▶ _Problem details_: For every line in the data below that contains "water", copy the line.

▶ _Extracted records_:
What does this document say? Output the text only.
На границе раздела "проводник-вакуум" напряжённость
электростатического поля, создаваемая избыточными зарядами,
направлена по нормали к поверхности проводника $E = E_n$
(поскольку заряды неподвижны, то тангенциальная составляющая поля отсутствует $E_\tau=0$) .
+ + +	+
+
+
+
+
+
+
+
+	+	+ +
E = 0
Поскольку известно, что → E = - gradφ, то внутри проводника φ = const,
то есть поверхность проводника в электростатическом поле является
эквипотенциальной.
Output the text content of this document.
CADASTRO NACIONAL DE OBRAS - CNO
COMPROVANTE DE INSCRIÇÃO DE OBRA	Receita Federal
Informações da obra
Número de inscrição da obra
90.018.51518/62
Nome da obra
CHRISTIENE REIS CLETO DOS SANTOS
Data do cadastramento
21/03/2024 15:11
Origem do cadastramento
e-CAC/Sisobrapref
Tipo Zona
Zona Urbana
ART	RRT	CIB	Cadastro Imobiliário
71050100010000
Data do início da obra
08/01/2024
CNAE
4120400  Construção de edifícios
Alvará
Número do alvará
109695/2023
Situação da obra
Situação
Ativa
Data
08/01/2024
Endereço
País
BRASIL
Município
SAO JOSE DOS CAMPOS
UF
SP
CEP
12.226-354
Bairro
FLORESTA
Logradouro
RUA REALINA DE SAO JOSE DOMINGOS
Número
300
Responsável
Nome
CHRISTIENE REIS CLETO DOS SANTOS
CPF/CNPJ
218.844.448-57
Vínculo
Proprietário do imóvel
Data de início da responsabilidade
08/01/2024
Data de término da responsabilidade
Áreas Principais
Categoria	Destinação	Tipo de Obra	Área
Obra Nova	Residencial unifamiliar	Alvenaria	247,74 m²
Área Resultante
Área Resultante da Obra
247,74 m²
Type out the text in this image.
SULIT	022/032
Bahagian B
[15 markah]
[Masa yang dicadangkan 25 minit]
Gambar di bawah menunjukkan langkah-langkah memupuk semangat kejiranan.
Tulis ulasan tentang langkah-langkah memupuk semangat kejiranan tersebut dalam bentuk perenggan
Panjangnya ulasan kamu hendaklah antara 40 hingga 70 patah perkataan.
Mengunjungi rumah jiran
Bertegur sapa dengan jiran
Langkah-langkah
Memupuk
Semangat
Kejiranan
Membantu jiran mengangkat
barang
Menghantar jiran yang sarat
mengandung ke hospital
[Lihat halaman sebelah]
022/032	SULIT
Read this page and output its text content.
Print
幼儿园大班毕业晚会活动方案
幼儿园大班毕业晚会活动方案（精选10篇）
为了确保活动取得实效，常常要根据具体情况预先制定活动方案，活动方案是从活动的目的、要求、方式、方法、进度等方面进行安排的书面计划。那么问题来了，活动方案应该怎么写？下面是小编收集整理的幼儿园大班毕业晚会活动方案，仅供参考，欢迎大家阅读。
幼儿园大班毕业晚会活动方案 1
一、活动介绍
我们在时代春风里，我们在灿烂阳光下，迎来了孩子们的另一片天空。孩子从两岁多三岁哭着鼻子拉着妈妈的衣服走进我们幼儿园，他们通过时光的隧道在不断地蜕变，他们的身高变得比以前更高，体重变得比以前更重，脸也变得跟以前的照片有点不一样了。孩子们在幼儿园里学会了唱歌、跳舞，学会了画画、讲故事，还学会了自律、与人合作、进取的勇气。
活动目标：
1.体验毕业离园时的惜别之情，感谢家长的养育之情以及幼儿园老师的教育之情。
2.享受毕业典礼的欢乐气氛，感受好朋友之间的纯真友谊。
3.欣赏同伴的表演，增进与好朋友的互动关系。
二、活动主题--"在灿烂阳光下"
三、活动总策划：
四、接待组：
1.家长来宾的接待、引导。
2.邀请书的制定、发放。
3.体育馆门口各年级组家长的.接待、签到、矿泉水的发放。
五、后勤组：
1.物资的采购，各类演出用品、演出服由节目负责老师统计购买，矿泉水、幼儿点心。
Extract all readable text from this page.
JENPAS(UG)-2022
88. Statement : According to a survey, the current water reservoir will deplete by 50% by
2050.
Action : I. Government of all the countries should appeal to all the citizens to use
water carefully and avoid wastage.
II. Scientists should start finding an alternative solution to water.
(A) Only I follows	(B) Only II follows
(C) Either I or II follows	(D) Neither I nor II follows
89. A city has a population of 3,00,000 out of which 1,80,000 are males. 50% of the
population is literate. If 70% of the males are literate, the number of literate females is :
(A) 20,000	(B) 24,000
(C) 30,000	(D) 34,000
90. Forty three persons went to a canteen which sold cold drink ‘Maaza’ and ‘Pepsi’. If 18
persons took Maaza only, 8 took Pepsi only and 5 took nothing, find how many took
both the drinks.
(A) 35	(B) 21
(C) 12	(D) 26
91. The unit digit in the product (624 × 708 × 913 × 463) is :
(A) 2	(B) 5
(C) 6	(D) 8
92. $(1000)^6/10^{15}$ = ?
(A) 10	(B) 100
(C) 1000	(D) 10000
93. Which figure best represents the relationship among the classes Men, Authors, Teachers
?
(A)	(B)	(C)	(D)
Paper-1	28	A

▶ _Expected answer_:
88. Statement : According to a survey, the current water reservoir will deplete by 50% by
water carefully and avoid wastage.
II. Scientists should start finding an alternative solution to water.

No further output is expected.